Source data
·····
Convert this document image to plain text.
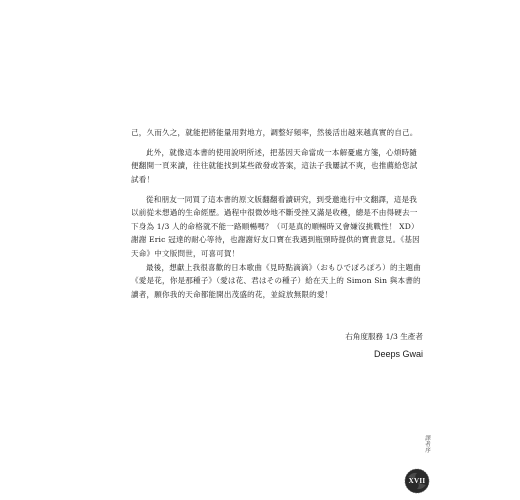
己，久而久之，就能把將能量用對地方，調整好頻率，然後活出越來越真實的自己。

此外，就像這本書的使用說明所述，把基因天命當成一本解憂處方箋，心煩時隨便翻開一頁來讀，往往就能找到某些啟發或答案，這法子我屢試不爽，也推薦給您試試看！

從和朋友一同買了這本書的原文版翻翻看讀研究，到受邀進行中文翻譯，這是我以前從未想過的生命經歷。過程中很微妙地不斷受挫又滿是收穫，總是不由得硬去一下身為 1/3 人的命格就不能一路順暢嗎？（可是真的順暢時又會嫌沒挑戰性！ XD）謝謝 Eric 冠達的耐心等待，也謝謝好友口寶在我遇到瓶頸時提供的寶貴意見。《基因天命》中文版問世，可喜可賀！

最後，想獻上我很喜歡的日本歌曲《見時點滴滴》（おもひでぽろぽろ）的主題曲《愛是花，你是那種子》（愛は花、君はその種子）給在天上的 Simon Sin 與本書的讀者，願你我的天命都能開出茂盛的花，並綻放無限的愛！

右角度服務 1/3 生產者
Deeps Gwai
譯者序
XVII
·····
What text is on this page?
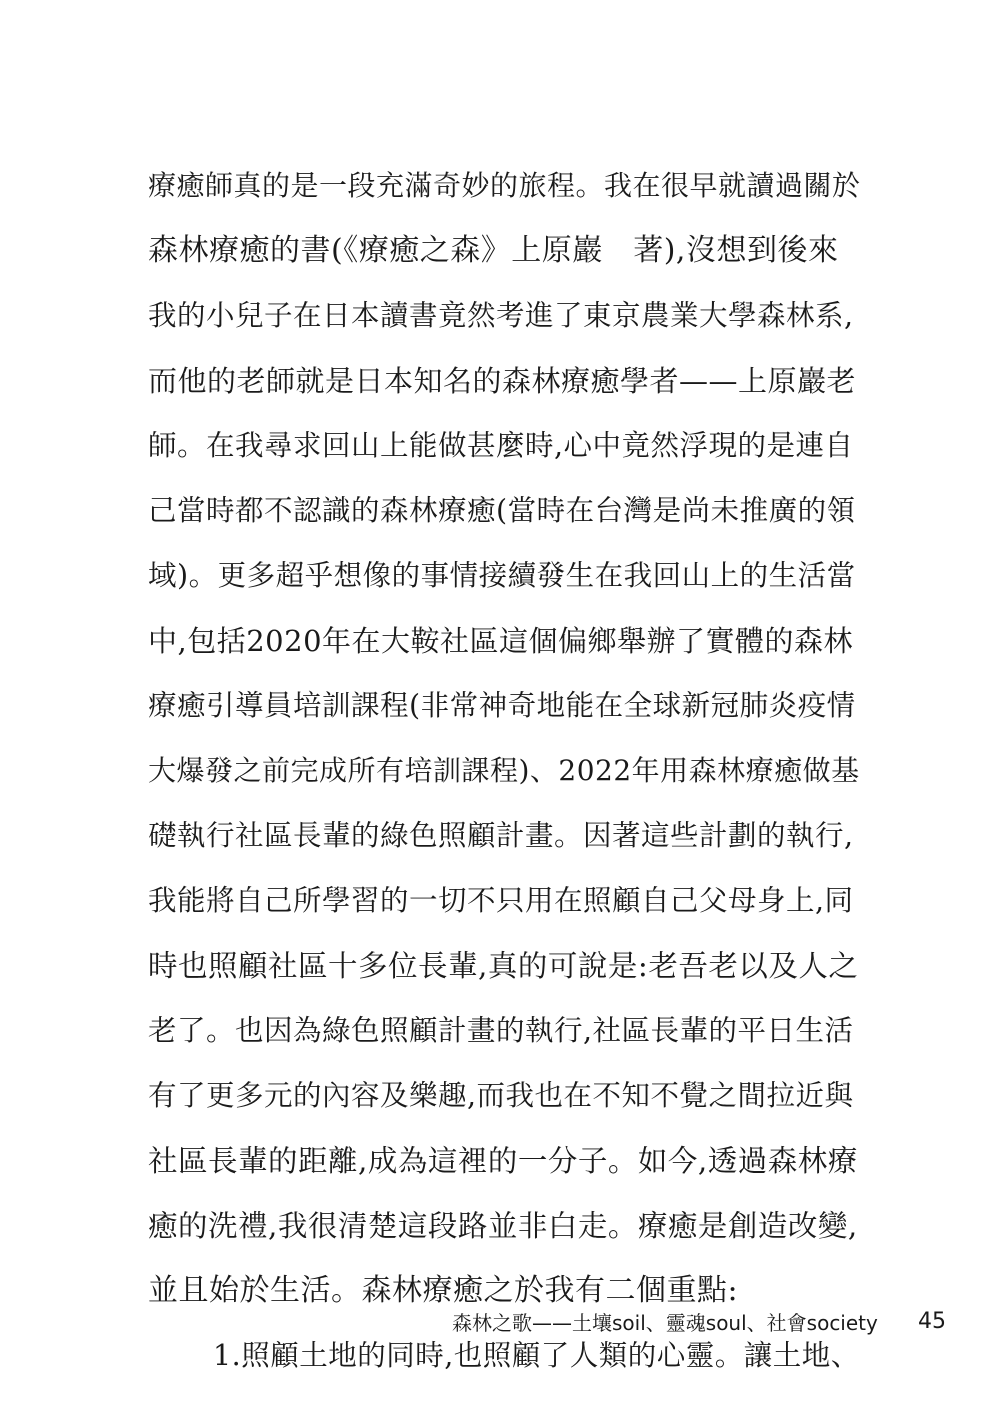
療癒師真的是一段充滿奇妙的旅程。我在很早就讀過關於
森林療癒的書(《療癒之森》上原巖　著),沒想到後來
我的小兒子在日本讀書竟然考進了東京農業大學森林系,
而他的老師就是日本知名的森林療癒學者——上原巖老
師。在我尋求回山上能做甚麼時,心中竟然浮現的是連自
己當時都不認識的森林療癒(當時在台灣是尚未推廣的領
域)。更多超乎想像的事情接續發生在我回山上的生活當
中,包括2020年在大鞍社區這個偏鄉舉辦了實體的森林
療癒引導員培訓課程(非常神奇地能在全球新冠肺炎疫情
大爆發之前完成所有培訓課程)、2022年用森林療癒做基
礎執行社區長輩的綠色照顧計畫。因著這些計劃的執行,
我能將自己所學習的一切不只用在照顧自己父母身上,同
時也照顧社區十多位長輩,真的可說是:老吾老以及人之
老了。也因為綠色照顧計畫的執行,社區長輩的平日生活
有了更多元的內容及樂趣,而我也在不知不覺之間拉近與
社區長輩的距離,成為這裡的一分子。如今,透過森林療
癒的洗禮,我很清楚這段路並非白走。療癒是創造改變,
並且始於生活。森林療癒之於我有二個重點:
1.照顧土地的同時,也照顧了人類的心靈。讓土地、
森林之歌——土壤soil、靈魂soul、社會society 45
·····
• AIM OF THE EXERCISE
Give the number of lines in the data that contain "text", with no other words.

• SOLUTION TO THIS PROBLEM
2